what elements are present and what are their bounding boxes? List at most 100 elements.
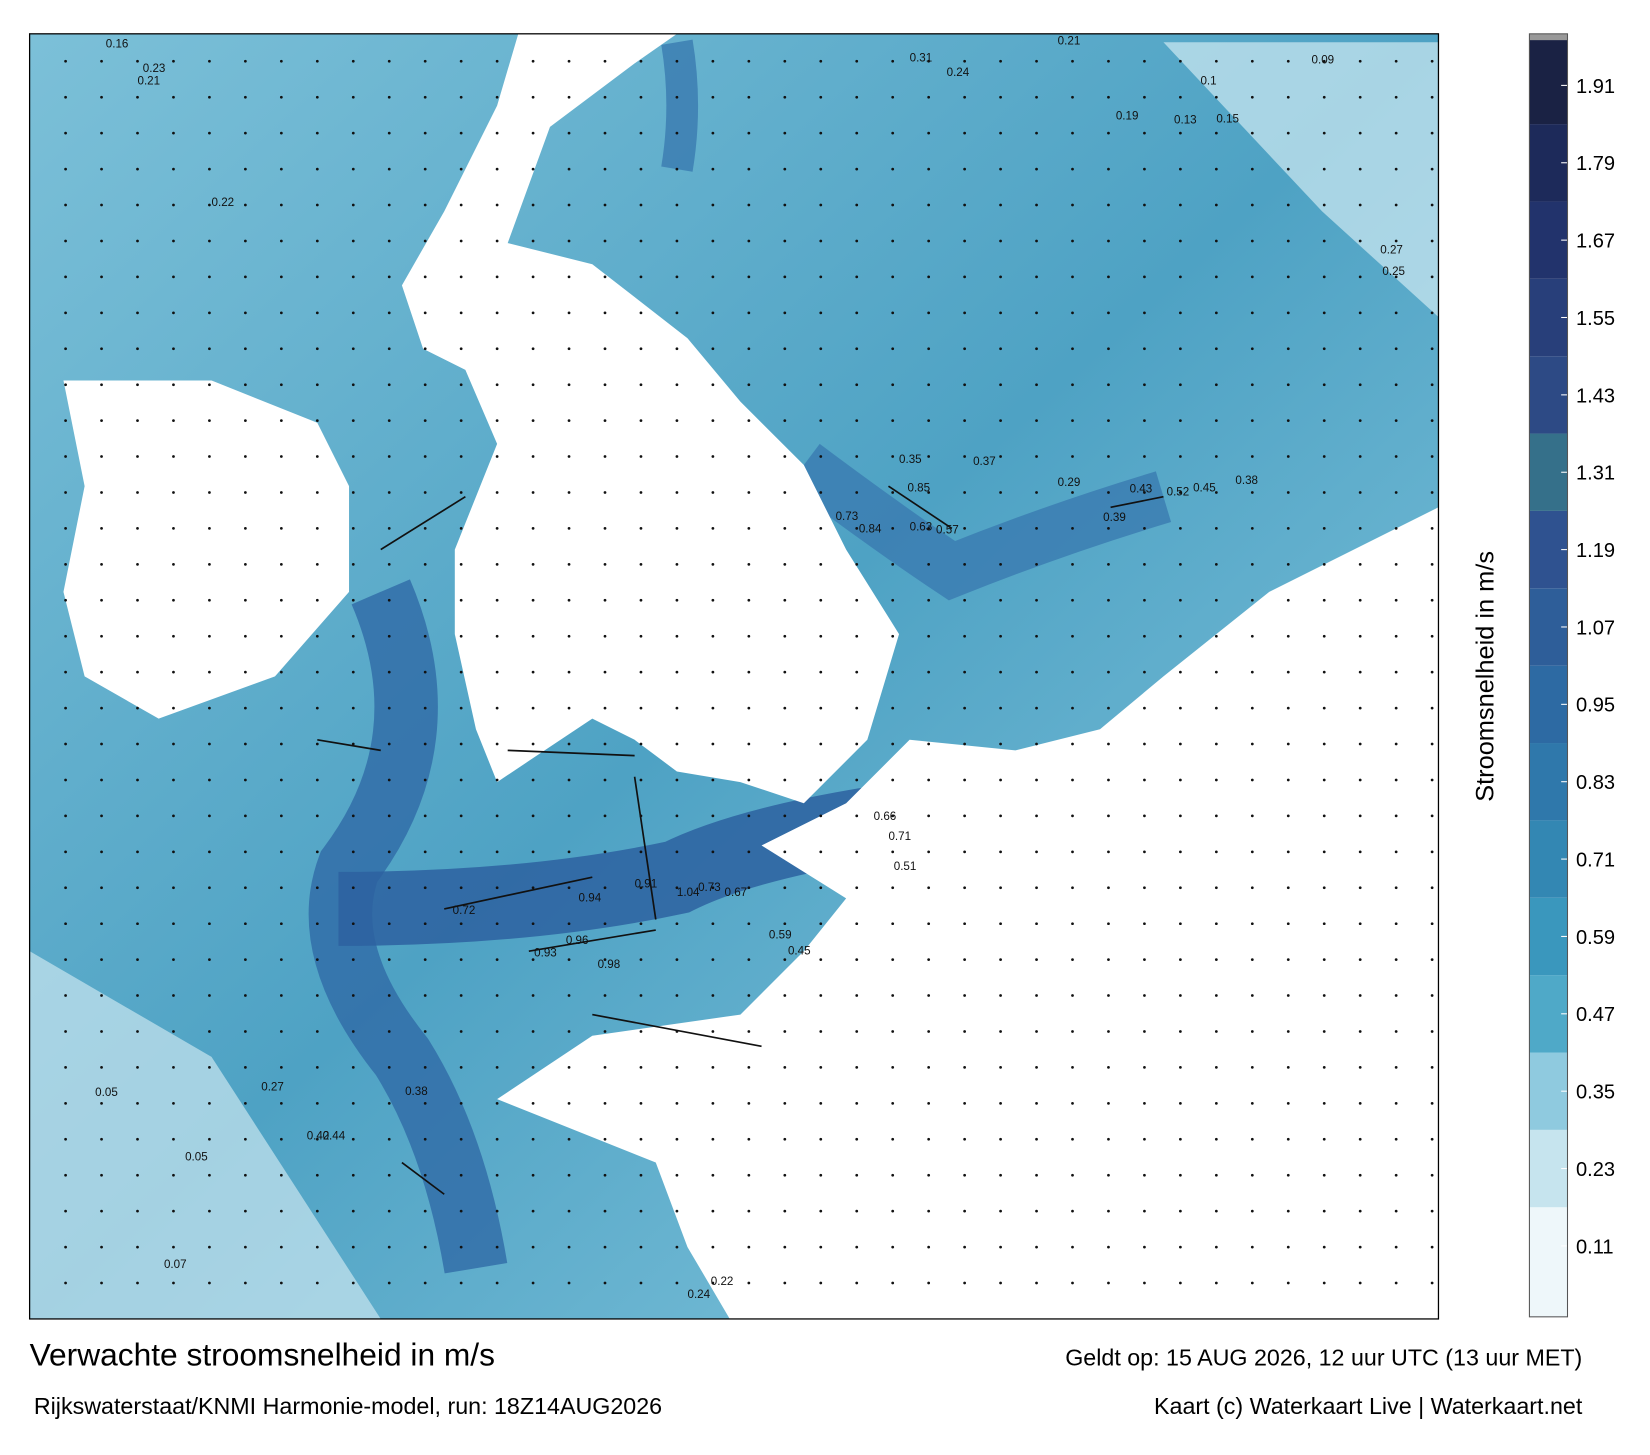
grid-dot [423, 455, 427, 458]
grid-dot [1322, 562, 1326, 566]
grid-dot [999, 419, 1002, 423]
grid-dot [459, 383, 463, 387]
grid-dot [1071, 1101, 1074, 1105]
grid-dot [963, 850, 966, 854]
grid-dot [927, 1101, 931, 1105]
grid-dot [1143, 419, 1146, 423]
grid-dot [244, 634, 247, 638]
grid-dot [1179, 275, 1182, 279]
grid-dot [1322, 958, 1326, 961]
grid-dot [1214, 1137, 1218, 1141]
grid-dot [1179, 742, 1182, 746]
grid-dot [64, 275, 67, 279]
grid-dot [387, 598, 391, 602]
grid-dot [172, 922, 175, 926]
grid-dot [675, 922, 679, 926]
grid-dot [1322, 598, 1326, 602]
grid-dot [675, 95, 679, 99]
grid-dot [603, 419, 607, 423]
grid-dot [639, 1101, 643, 1105]
grid-dot [64, 131, 67, 135]
grid-dot [963, 562, 966, 566]
grid-dot [136, 634, 139, 638]
grid-dot [567, 1137, 571, 1141]
grid-dot [351, 562, 355, 566]
grid-dot [855, 275, 859, 279]
grid-dot [279, 419, 283, 423]
grid-dot [927, 634, 931, 638]
grid-dot [567, 491, 571, 494]
grid-dot [963, 239, 966, 243]
grid-dot [136, 1209, 139, 1213]
grid-dot [1143, 1209, 1146, 1213]
grid-dot [1035, 1101, 1038, 1105]
grid-dot [675, 239, 679, 243]
grid-dot [747, 634, 751, 638]
grid-dot [172, 1101, 175, 1105]
grid-dot [1286, 1137, 1290, 1141]
grid-dot [495, 455, 499, 458]
grid-dot [423, 167, 427, 171]
grid-dot [351, 1066, 355, 1069]
grid-dot [279, 634, 283, 638]
grid-dot [1250, 167, 1254, 171]
grid-dot [136, 131, 139, 135]
grid-dot [963, 347, 966, 351]
grid-dot [1107, 778, 1110, 782]
grid-dot [495, 922, 499, 926]
grid-dot [315, 1245, 319, 1249]
grid-dot [172, 527, 175, 530]
grid-dot [711, 814, 715, 818]
grid-dot [459, 311, 463, 315]
grid-dot [999, 634, 1002, 638]
grid-dot [495, 670, 499, 674]
grid-dot [891, 95, 895, 99]
grid-dot [567, 670, 571, 674]
grid-dot [819, 958, 823, 961]
grid-dot [855, 239, 859, 243]
grid-dot [64, 527, 67, 530]
grid-dot [855, 994, 859, 997]
grid-dot [1394, 1030, 1398, 1033]
current-value-label: 0.37 [973, 455, 996, 468]
grid-dot [639, 922, 643, 926]
grid-dot [244, 167, 247, 171]
grid-dot [100, 203, 103, 207]
grid-dot [1394, 455, 1398, 458]
grid-dot [244, 1030, 247, 1033]
grid-dot [855, 95, 859, 99]
channel [787, 443, 1172, 601]
grid-dot [100, 167, 103, 171]
grid-dot [855, 562, 859, 566]
grid-dot [172, 958, 175, 961]
grid-dot [459, 527, 463, 530]
grid-dot [351, 419, 355, 423]
grid-dot [1143, 1245, 1146, 1249]
grid-dot [1250, 527, 1254, 530]
grid-dot [1286, 419, 1290, 423]
grid-dot [891, 778, 895, 782]
grid-dot [208, 1173, 211, 1177]
grid-dot [172, 311, 175, 315]
grid-dot [279, 131, 283, 135]
grid-dot [747, 1137, 751, 1141]
grid-dot [351, 491, 355, 494]
grid-dot [423, 239, 427, 243]
grid-dot [172, 1137, 175, 1141]
grid-dot [819, 203, 823, 207]
grid-dot [891, 1030, 895, 1033]
colorbar-tick-label: 1.79 [1576, 153, 1615, 175]
grid-dot [244, 994, 247, 997]
grid-dot [1214, 1245, 1218, 1249]
grid-dot [387, 95, 391, 99]
flow-arrow [317, 738, 381, 752]
grid-dot [64, 1066, 67, 1069]
grid-dot [208, 167, 211, 171]
grid-dot [244, 347, 247, 351]
grid-dot [747, 886, 751, 890]
grid-dot [315, 886, 319, 890]
grid-dot [64, 814, 67, 818]
grid-dot [244, 958, 247, 961]
grid-dot [351, 598, 355, 602]
grid-dot [1430, 1066, 1434, 1069]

Direction: Reproduce the items above with every "grid-dot" swapped for "grid-point" and nothing else altered. Omit the pictures.

Result for this task:
what elements are present and what are their bounding boxes? List at most 100 elements.
grid-point [423, 455, 427, 458]
grid-point [1322, 562, 1326, 566]
grid-point [999, 419, 1002, 423]
grid-point [459, 383, 463, 387]
grid-point [1071, 1101, 1074, 1105]
grid-point [963, 850, 966, 854]
grid-point [927, 1101, 931, 1105]
grid-point [1143, 419, 1146, 423]
grid-point [244, 634, 247, 638]
grid-point [1179, 275, 1182, 279]
grid-point [1322, 958, 1326, 961]
grid-point [1214, 1137, 1218, 1141]
grid-point [1179, 742, 1182, 746]
grid-point [64, 275, 67, 279]
grid-point [387, 598, 391, 602]
grid-point [172, 922, 175, 926]
grid-point [675, 922, 679, 926]
grid-point [1322, 598, 1326, 602]
grid-point [675, 95, 679, 99]
grid-point [603, 419, 607, 423]
grid-point [639, 1101, 643, 1105]
grid-point [64, 131, 67, 135]
grid-point [963, 562, 966, 566]
grid-point [136, 634, 139, 638]
grid-point [567, 1137, 571, 1141]
grid-point [351, 562, 355, 566]
grid-point [855, 275, 859, 279]
grid-point [279, 419, 283, 423]
grid-point [927, 634, 931, 638]
grid-point [567, 491, 571, 494]
grid-point [963, 239, 966, 243]
grid-point [136, 1209, 139, 1213]
grid-point [1143, 1209, 1146, 1213]
grid-point [1035, 1101, 1038, 1105]
grid-point [675, 239, 679, 243]
grid-point [747, 634, 751, 638]
grid-point [172, 1101, 175, 1105]
grid-point [1286, 1137, 1290, 1141]
grid-point [495, 455, 499, 458]
grid-point [423, 167, 427, 171]
grid-point [351, 1066, 355, 1069]
grid-point [279, 634, 283, 638]
grid-point [1250, 167, 1254, 171]
grid-point [136, 131, 139, 135]
grid-point [963, 347, 966, 351]
grid-point [1107, 778, 1110, 782]
grid-point [495, 922, 499, 926]
grid-point [315, 1245, 319, 1249]
grid-point [172, 527, 175, 530]
grid-point [711, 814, 715, 818]
grid-point [459, 311, 463, 315]
grid-point [999, 634, 1002, 638]
grid-point [495, 670, 499, 674]
grid-point [891, 95, 895, 99]
grid-point [567, 670, 571, 674]
grid-point [819, 958, 823, 961]
grid-point [855, 239, 859, 243]
grid-point [64, 527, 67, 530]
grid-point [855, 994, 859, 997]
grid-point [1394, 1030, 1398, 1033]
current-value-label: 0.37 [973, 455, 996, 468]
grid-point [639, 922, 643, 926]
grid-point [244, 167, 247, 171]
grid-point [100, 203, 103, 207]
grid-point [1394, 455, 1398, 458]
grid-point [244, 1030, 247, 1033]
grid-point [855, 95, 859, 99]
channel [787, 443, 1172, 601]
grid-point [100, 167, 103, 171]
grid-point [855, 562, 859, 566]
grid-point [172, 958, 175, 961]
grid-point [459, 527, 463, 530]
grid-point [351, 419, 355, 423]
grid-point [1143, 1245, 1146, 1249]
grid-point [1250, 527, 1254, 530]
grid-point [1286, 419, 1290, 423]
grid-point [891, 778, 895, 782]
grid-point [208, 1173, 211, 1177]
grid-point [172, 311, 175, 315]
grid-point [279, 131, 283, 135]
grid-point [747, 1137, 751, 1141]
grid-point [351, 491, 355, 494]
grid-point [423, 239, 427, 243]
grid-point [172, 1137, 175, 1141]
grid-point [819, 203, 823, 207]
grid-point [891, 1030, 895, 1033]
colorbar-tick-label: 1.79 [1576, 153, 1615, 175]
grid-point [244, 994, 247, 997]
grid-point [1214, 1245, 1218, 1249]
grid-point [387, 95, 391, 99]
flow-arrow [317, 738, 381, 752]
grid-point [64, 1066, 67, 1069]
grid-point [208, 167, 211, 171]
grid-point [244, 347, 247, 351]
grid-point [747, 886, 751, 890]
grid-point [315, 886, 319, 890]
grid-point [64, 814, 67, 818]
grid-point [244, 958, 247, 961]
grid-point [351, 598, 355, 602]
grid-point [1430, 1066, 1434, 1069]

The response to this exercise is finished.